◆ **Stated goal**
Search the records for "could". Copy every line where it appears.

◆ **Material provided**
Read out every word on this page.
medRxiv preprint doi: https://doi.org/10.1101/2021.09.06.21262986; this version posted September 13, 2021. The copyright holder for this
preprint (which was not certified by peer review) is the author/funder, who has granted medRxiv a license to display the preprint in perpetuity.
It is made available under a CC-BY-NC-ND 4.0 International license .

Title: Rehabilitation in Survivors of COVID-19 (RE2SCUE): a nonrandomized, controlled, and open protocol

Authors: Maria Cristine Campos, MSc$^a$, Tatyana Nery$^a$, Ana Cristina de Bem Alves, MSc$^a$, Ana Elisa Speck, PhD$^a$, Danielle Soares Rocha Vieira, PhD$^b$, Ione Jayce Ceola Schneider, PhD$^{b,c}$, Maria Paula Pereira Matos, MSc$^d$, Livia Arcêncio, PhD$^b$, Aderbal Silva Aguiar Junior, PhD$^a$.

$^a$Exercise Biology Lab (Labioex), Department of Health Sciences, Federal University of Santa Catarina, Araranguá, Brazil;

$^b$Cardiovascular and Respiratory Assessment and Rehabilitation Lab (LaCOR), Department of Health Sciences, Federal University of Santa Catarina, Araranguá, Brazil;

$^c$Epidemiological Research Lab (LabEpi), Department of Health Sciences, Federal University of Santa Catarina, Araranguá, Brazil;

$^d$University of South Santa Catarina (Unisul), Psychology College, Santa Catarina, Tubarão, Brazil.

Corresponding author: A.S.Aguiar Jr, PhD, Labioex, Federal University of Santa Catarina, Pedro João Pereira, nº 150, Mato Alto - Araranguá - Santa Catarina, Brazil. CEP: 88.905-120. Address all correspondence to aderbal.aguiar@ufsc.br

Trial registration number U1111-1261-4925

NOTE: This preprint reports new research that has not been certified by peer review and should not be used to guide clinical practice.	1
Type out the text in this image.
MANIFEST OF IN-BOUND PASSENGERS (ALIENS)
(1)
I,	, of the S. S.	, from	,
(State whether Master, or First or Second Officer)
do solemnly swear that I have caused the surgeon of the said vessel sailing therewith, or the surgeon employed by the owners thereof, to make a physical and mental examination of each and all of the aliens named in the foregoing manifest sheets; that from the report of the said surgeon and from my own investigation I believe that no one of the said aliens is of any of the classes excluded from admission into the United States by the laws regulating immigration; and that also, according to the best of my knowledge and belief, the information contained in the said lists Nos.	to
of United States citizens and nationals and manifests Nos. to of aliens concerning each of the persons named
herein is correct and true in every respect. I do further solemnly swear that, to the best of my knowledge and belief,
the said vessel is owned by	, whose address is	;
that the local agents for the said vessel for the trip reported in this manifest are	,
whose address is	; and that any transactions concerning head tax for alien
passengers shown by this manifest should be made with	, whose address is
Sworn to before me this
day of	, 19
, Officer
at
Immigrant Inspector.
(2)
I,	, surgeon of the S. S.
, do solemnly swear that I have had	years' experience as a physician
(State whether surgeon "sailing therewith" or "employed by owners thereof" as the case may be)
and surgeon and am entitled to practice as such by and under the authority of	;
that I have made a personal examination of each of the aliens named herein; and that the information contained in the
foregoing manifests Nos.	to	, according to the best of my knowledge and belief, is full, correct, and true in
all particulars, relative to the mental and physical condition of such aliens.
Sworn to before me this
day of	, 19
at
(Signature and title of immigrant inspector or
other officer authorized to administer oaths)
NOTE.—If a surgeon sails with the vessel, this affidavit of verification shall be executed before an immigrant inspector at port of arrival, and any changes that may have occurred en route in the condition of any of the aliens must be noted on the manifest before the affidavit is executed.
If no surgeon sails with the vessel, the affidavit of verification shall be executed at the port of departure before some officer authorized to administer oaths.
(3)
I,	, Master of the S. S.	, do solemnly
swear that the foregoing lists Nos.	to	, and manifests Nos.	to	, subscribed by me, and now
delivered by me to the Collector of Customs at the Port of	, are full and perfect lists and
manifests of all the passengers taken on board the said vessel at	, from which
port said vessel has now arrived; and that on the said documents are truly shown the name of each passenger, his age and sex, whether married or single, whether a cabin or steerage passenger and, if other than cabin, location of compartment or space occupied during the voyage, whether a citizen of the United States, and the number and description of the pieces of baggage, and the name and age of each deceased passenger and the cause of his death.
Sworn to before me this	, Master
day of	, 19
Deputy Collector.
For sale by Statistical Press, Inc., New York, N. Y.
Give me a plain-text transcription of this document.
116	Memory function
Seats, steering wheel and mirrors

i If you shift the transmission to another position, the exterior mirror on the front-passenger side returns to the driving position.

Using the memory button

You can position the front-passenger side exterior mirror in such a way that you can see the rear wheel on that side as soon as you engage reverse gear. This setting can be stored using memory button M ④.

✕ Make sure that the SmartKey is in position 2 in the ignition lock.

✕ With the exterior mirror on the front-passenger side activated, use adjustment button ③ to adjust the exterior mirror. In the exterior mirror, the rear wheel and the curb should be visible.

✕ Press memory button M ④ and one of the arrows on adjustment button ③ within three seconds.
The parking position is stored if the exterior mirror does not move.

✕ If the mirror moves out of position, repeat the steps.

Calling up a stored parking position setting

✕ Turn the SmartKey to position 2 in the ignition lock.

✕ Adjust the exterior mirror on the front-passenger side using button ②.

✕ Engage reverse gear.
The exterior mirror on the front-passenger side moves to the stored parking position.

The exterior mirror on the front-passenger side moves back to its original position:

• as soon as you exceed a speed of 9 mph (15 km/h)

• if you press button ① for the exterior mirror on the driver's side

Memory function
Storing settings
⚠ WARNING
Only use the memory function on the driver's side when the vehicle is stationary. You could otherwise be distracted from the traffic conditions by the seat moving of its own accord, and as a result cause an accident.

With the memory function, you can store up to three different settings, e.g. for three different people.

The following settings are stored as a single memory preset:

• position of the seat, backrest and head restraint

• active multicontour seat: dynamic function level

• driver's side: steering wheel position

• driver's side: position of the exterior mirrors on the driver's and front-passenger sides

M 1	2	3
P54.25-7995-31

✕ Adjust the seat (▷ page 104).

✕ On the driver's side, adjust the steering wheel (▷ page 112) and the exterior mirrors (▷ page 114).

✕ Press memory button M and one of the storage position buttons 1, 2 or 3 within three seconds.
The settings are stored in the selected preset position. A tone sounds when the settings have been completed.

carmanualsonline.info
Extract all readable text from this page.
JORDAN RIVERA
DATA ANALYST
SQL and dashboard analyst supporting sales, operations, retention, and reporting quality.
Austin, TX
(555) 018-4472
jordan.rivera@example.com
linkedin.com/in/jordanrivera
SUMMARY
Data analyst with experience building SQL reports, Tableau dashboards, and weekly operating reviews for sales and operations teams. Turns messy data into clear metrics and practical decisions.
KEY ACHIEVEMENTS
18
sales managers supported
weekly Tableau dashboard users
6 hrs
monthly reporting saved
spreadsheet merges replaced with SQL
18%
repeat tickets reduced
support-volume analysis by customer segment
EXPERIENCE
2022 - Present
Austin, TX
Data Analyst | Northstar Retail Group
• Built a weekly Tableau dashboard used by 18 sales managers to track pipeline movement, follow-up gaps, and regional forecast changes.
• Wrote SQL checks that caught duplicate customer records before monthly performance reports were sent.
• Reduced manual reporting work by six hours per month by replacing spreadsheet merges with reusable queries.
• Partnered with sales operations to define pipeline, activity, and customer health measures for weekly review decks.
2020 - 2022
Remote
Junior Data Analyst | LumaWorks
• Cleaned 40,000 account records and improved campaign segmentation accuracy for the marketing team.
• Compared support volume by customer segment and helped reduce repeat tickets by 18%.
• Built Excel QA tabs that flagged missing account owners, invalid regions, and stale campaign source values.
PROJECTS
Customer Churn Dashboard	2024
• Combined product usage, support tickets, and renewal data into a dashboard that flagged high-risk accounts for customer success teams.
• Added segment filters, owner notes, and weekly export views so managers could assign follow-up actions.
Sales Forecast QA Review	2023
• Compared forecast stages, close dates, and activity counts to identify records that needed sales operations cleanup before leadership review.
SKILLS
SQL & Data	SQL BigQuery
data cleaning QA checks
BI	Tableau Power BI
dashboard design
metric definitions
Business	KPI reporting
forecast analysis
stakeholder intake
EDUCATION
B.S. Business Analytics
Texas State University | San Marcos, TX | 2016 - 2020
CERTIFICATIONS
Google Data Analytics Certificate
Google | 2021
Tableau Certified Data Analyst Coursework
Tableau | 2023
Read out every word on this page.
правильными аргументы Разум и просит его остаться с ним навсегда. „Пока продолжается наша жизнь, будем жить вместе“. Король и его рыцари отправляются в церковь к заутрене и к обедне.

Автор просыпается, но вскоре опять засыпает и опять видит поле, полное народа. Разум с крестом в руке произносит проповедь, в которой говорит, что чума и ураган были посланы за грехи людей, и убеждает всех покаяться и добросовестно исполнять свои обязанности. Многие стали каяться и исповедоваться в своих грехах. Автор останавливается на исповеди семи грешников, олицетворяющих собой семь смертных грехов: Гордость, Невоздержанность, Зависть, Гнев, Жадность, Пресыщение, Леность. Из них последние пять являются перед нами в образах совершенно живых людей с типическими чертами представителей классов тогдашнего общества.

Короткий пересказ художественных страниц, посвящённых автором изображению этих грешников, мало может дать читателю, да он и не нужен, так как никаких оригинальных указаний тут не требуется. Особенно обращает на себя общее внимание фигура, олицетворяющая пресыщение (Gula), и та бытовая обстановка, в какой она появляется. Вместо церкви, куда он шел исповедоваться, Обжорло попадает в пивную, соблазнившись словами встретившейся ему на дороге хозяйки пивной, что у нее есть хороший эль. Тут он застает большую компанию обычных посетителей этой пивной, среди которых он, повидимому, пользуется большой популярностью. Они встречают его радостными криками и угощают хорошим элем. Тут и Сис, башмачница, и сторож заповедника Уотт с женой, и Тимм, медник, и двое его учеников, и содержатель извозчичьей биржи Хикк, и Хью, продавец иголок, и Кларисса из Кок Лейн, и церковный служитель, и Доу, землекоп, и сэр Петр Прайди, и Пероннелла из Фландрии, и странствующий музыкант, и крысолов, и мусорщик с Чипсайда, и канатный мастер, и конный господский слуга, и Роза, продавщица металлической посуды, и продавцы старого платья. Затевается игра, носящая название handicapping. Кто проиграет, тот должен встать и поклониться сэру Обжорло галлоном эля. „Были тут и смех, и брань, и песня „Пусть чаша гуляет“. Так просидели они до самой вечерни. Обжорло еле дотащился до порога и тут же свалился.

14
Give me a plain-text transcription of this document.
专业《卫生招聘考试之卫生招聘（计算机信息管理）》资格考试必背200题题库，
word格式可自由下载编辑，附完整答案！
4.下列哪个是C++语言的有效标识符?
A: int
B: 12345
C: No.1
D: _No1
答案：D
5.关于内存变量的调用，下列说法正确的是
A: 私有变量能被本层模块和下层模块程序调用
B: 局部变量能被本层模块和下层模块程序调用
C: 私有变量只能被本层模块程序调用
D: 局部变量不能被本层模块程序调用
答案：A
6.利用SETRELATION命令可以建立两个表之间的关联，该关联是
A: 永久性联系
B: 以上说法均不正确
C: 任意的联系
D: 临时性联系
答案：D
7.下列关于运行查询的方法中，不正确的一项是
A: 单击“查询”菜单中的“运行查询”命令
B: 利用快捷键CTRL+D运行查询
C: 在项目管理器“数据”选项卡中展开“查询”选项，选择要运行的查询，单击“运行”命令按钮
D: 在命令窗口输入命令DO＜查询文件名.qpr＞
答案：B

◆ **Exercise solution**
Only use the memory function on the driver's side when the vehicle is stationary. You could otherwise be distracted from the traffic conditions by the seat moving of its own accord, and as a result cause an accident.
• Added segment filters, owner notes, and weekly export views so managers could assign follow-up actions.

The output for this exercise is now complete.